• JOB: Transcribe each record exactly. Include every one.

★ ★ ★ ★ ★ ★ ★

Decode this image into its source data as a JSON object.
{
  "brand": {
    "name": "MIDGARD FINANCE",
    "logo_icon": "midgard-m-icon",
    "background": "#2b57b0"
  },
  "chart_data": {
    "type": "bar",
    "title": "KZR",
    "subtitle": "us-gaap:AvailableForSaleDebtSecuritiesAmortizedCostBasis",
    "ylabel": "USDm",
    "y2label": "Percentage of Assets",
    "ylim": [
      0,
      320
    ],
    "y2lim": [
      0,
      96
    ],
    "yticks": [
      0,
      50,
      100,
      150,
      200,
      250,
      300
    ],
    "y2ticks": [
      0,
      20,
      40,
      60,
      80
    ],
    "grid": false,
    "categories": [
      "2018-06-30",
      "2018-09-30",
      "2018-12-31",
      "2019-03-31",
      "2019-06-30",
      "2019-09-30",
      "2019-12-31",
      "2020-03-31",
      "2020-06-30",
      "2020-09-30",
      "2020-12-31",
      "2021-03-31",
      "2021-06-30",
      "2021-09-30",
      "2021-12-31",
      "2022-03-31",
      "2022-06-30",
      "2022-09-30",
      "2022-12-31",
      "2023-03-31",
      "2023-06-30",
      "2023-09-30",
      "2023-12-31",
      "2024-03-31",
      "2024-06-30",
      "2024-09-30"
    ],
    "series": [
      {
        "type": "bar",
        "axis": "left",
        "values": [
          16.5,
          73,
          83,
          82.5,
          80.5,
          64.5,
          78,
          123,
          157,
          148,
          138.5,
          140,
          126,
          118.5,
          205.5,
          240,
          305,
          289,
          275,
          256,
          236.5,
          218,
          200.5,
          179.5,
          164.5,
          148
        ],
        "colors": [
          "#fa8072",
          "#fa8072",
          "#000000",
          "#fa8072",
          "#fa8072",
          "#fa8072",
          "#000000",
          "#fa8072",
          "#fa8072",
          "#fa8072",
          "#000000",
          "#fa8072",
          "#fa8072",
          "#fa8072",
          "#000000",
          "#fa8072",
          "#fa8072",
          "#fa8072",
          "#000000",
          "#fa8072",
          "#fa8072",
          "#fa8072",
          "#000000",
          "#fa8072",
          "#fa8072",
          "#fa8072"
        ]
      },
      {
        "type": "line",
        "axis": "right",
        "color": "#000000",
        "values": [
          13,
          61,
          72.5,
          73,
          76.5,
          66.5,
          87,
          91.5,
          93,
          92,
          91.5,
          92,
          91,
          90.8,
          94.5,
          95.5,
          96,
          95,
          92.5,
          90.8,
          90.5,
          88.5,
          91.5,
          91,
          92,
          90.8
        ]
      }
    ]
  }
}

★ ★ ★ ★ ★ ★ ★

• ANSWER TO THE TASK:
Decode this image into its source data as a JSON object.
{
  "brand": {
    "name": "MIDGARD FINANCE",
    "logo_icon": "midgard-m-icon",
    "background": "#2b57b0"
  },
  "chart_data": {
    "type": "bar",
    "title": "KZR",
    "subtitle": "us-gaap:AvailableForSaleDebtSecuritiesAmortizedCostBasis",
    "ylabel": "USDm",
    "y2label": "Percentage of Assets",
    "ylim": [
      0,
      320
    ],
    "y2lim": [
      0,
      96
    ],
    "yticks": [
      0,
      50,
      100,
      150,
      200,
      250,
      300
    ],
    "y2ticks": [
      0,
      20,
      40,
      60,
      80
    ],
    "grid": false,
    "categories": [
      "2018-06-30",
      "2018-09-30",
      "2018-12-31",
      "2019-03-31",
      "2019-06-30",
      "2019-09-30",
      "2019-12-31",
      "2020-03-31",
      "2020-06-30",
      "2020-09-30",
      "2020-12-31",
      "2021-03-31",
      "2021-06-30",
      "2021-09-30",
      "2021-12-31",
      "2022-03-31",
      "2022-06-30",
      "2022-09-30",
      "2022-12-31",
      "2023-03-31",
      "2023-06-30",
      "2023-09-30",
      "2023-12-31",
      "2024-03-31",
      "2024-06-30",
      "2024-09-30"
    ],
    "series": [
      {
        "type": "bar",
        "axis": "left",
        "values": [
          16.5,
          73,
          83,
          82.5,
          80.5,
          64.5,
          78,
          123,
          157,
          148,
          138.5,
          140,
          126,
          118.5,
          205.5,
          240,
          305,
          289,
          275,
          256,
          236.5,
          218,
          200.5,
          179.5,
          164.5,
          148
        ],
        "colors": [
          "#fa8072",
          "#fa8072",
          "#000000",
          "#fa8072",
          "#fa8072",
          "#fa8072",
          "#000000",
          "#fa8072",
          "#fa8072",
          "#fa8072",
          "#000000",
          "#fa8072",
          "#fa8072",
          "#fa8072",
          "#000000",
          "#fa8072",
          "#fa8072",
          "#fa8072",
          "#000000",
          "#fa8072",
          "#fa8072",
          "#fa8072",
          "#000000",
          "#fa8072",
          "#fa8072",
          "#fa8072"
        ]
      },
      {
        "type": "line",
        "axis": "right",
        "color": "#000000",
        "values": [
          13,
          61,
          72.5,
          73,
          76.5,
          66.5,
          87,
          91.5,
          93,
          92,
          91.5,
          92,
          91,
          90.8,
          94.5,
          95.5,
          96,
          95,
          92.5,
          90.8,
          90.5,
          88.5,
          91.5,
          91,
          92,
          90.8
        ]
      }
    ]
  }
}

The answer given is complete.